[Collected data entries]

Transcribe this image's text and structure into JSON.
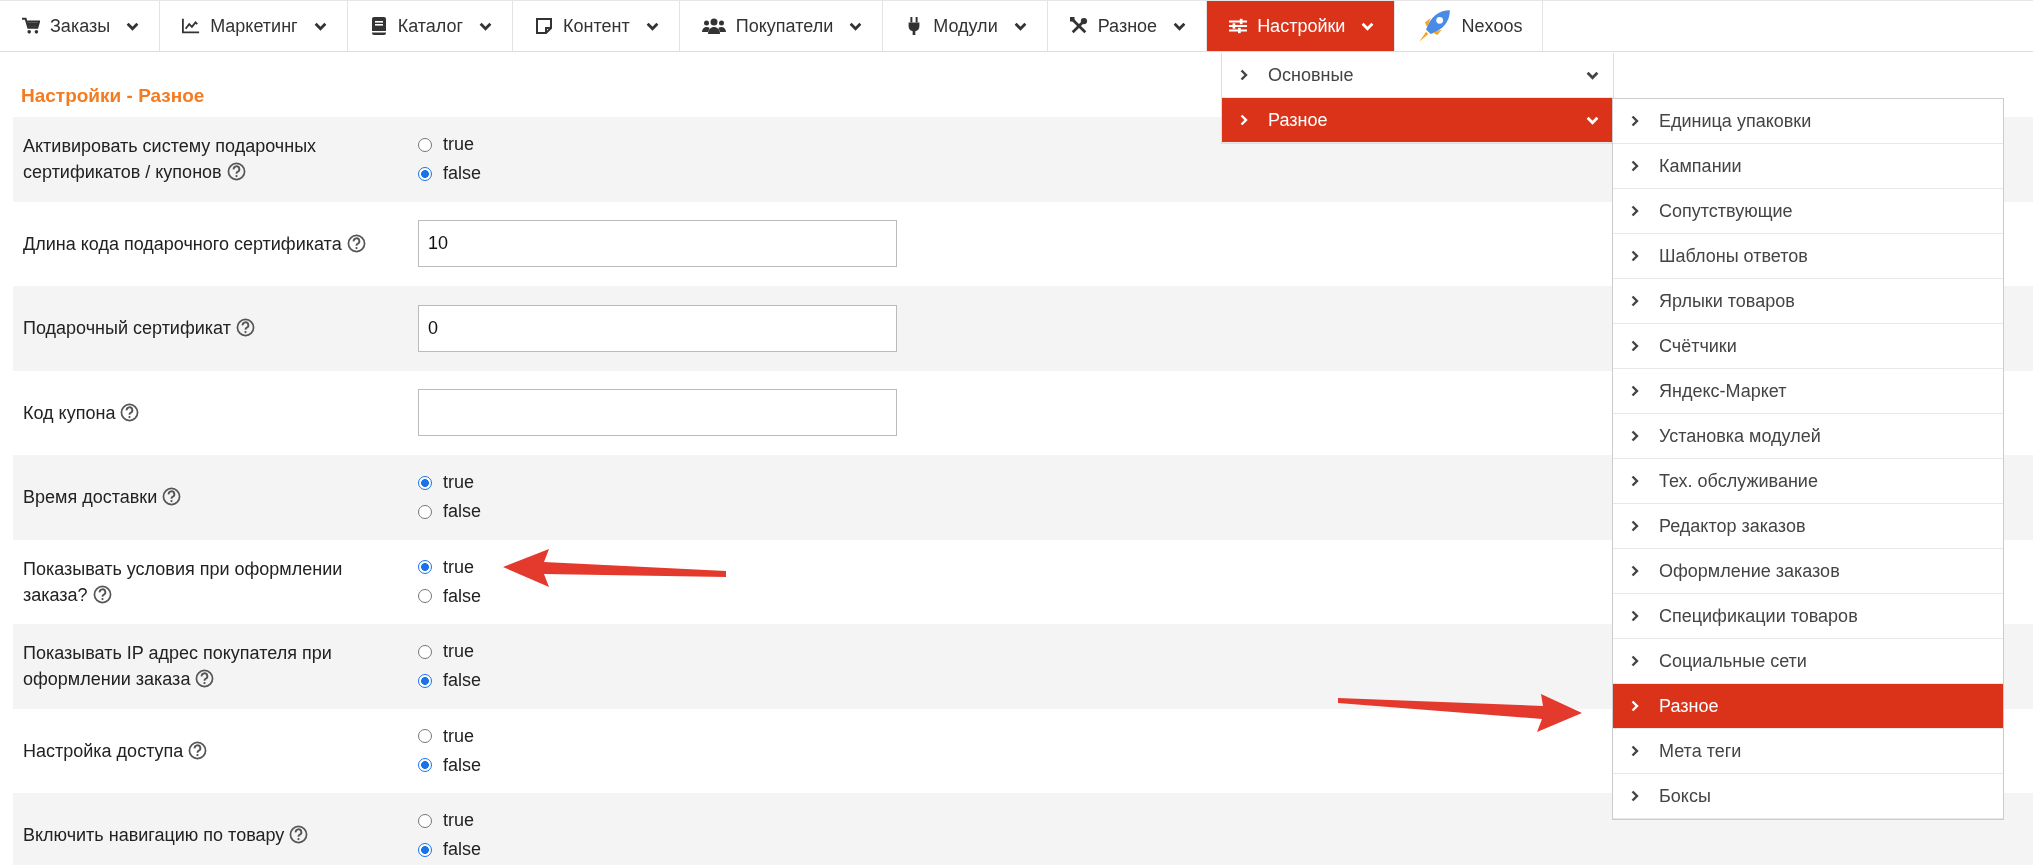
{
  "nav": [
    {
      "label": "Заказы",
      "kind": "menu",
      "selected": false
    },
    {
      "label": "Маркетинг",
      "kind": "menu",
      "selected": false
    },
    {
      "label": "Каталог",
      "kind": "menu",
      "selected": false
    },
    {
      "label": "Контент",
      "kind": "menu",
      "selected": false
    },
    {
      "label": "Покупатели",
      "kind": "menu",
      "selected": false
    },
    {
      "label": "Модули",
      "kind": "menu",
      "selected": false
    },
    {
      "label": "Разное",
      "kind": "menu",
      "selected": false
    },
    {
      "label": "Настройки",
      "kind": "menu",
      "selected": true
    },
    {
      "label": "Nexoos",
      "kind": "link",
      "selected": false
    }
  ],
  "submenu": [
    {
      "label": "Основные",
      "selected": false
    },
    {
      "label": "Разное",
      "selected": true
    }
  ],
  "submenu_2": [
    {
      "label": "Единица упаковки",
      "selected": false
    },
    {
      "label": "Кампании",
      "selected": false
    },
    {
      "label": "Сопутствующие",
      "selected": false
    },
    {
      "label": "Шаблоны ответов",
      "selected": false
    },
    {
      "label": "Ярлыки товаров",
      "selected": false
    },
    {
      "label": "Счётчики",
      "selected": false
    },
    {
      "label": "Яндекс-Маркет",
      "selected": false
    },
    {
      "label": "Установка модулей",
      "selected": false
    },
    {
      "label": "Тех. обслуживание",
      "selected": false
    },
    {
      "label": "Редактор заказов",
      "selected": false
    },
    {
      "label": "Оформление заказов",
      "selected": false
    },
    {
      "label": "Спецификации товаров",
      "selected": false
    },
    {
      "label": "Социальные сети",
      "selected": false
    },
    {
      "label": "Разное",
      "selected": true
    },
    {
      "label": "Мета теги",
      "selected": false
    },
    {
      "label": "Боксы",
      "selected": false
    }
  ],
  "page_title": "Настройки - Разное",
  "settings": [
    {
      "kind": "radio",
      "label": "Активировать систему подарочных сертификатов / купонов",
      "options": [
        {
          "label": "true",
          "selected": false
        },
        {
          "label": "false",
          "selected": true
        }
      ]
    },
    {
      "kind": "text",
      "label": "Длина кода подарочного сертификата",
      "value": "10"
    },
    {
      "kind": "text",
      "label": "Подарочный сертификат",
      "value": "0"
    },
    {
      "kind": "text",
      "label": "Код купона"
    },
    {
      "kind": "radio",
      "label": "Время доставки",
      "options": [
        {
          "label": "true",
          "selected": true
        },
        {
          "label": "false",
          "selected": false
        }
      ]
    },
    {
      "kind": "radio",
      "label": "Показывать условия при оформлении заказа?",
      "options": [
        {
          "label": "true",
          "selected": true
        },
        {
          "label": "false",
          "selected": false
        }
      ]
    },
    {
      "kind": "radio",
      "label": "Показывать IP адрес покупателя при оформлении заказа",
      "options": [
        {
          "label": "true",
          "selected": false
        },
        {
          "label": "false",
          "selected": true
        }
      ]
    },
    {
      "kind": "radio",
      "label": "Настройка доступа",
      "options": [
        {
          "label": "true",
          "selected": false
        },
        {
          "label": "false",
          "selected": true
        }
      ]
    },
    {
      "kind": "radio",
      "label": "Включить навигацию по товару",
      "options": [
        {
          "label": "true",
          "selected": false
        },
        {
          "label": "false",
          "selected": true
        }
      ]
    }
  ]
}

[Work to do] Out of the material above, select every line that holds the string "заказа".

[Correct output]
      "label": "Показывать условия при оформлении заказа?",
      "label": "Показывать IP адрес покупателя при оформлении заказа",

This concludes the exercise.